PROBLEM REQUIREMENTS: Gather each line in the entries that includes the string "made".

(Saved entries)
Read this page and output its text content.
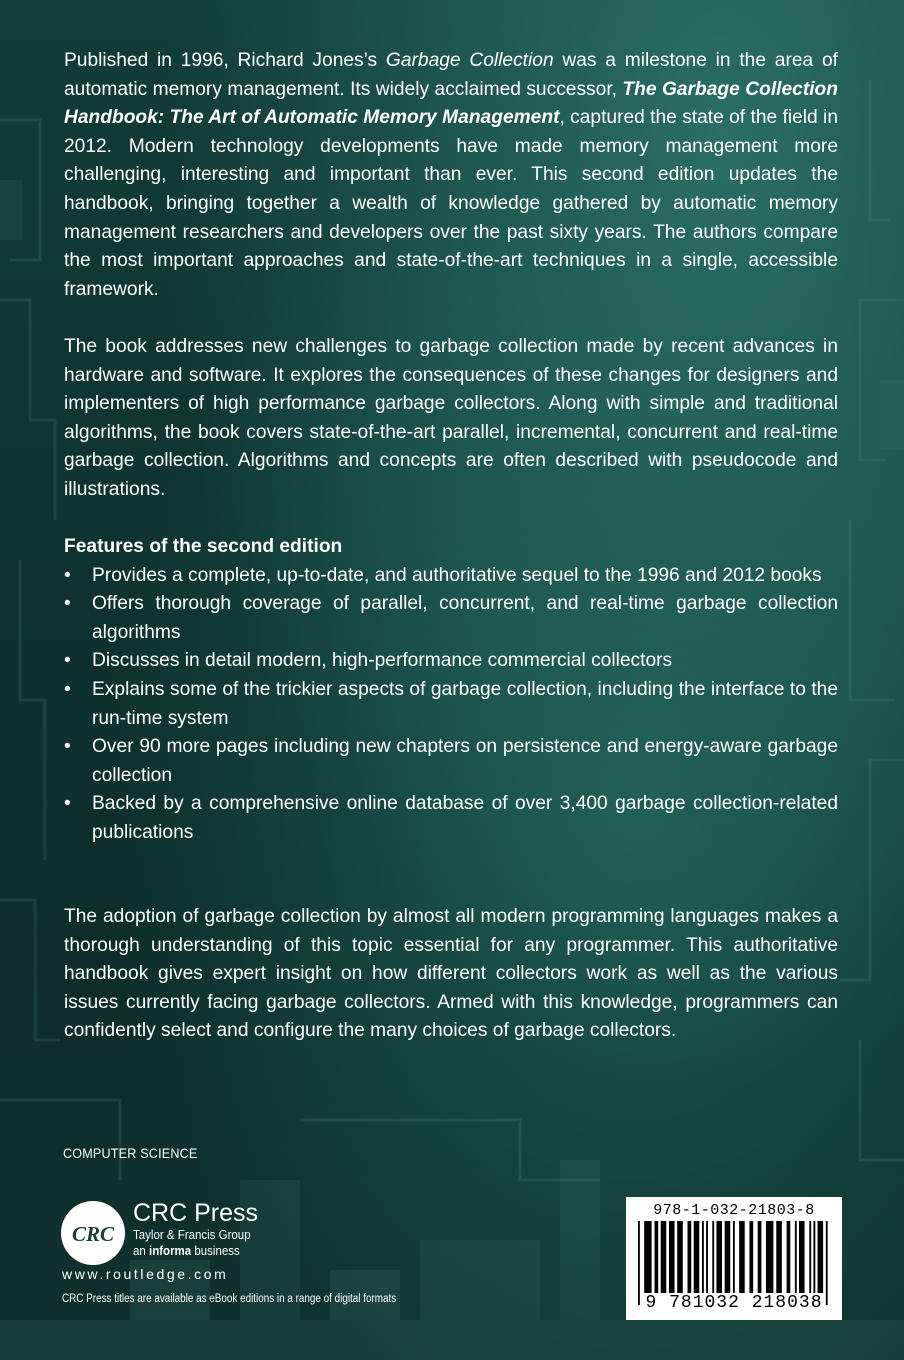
Published in 1996, Richard Jones’s Garbage Collection was a milestone in the area of automatic memory management. Its widely acclaimed successor, The Garbage Collection Handbook: The Art of Automatic Memory Management, captured the state of the field in 2012. Modern technology developments have made memory management more challenging, interesting and important than ever. This second edition updates the handbook, bringing together a wealth of knowledge gathered by automatic memory management researchers and developers over the past sixty years. The authors compare the most important approaches and state-of-the-art techniques in a single, accessible framework.

The book addresses new challenges to garbage collection made by recent advances in hardware and software. It explores the consequences of these changes for designers and implementers of high performance garbage collectors. Along with simple and traditional algorithms, the book covers state-of-the-art parallel, incremental, concurrent and real-time garbage collection. Algorithms and concepts are often described with pseudocode and illustrations.

Features of the second edition

• Provides a complete, up-to-date, and authoritative sequel to the 1996 and 2012 books
• Offers thorough coverage of parallel, concurrent, and real-time garbage collection algorithms
• Discusses in detail modern, high-performance commercial collectors
• Explains some of the trickier aspects of garbage collection, including the interface to the run-time system
• Over 90 more pages including new chapters on persistence and energy-aware garbage collection
• Backed by a comprehensive online database of over 3,400 garbage collection-related publications

The adoption of garbage collection by almost all modern programming languages makes a thorough understanding of this topic essential for any programmer. This authoritative handbook gives expert insight on how different collectors work as well as the various issues currently facing garbage collectors. Armed with this knowledge, programmers can confidently select and configure the many choices of garbage collectors.

COMPUTER SCIENCE
CRC
CRC Press
Taylor & Francis Group
an informa business
www.routledge.com
CRC Press titles are available as eBook editions in a range of digital formats
978-1-032-21803-8
9 781032 218038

REPLY TO THE TASK:
Published in 1996, Richard Jones’s Garbage Collection was a milestone in the area of automatic memory management. Its widely acclaimed successor, The Garbage Collection Handbook: The Art of Automatic Memory Management, captured the state of the field in 2012. Modern technology developments have made memory management more challenging, interesting and important than ever. This second edition updates the handbook, bringing together a wealth of knowledge gathered by automatic memory management researchers and developers over the past sixty years. The authors compare the most important approaches and state-of-the-art techniques in a single, accessible framework.
The book addresses new challenges to garbage collection made by recent advances in hardware and software. It explores the consequences of these changes for designers and implementers of high performance garbage collectors. Along with simple and traditional algorithms, the book covers state-of-the-art parallel, incremental, concurrent and real-time garbage collection. Algorithms and concepts are often described with pseudocode and illustrations.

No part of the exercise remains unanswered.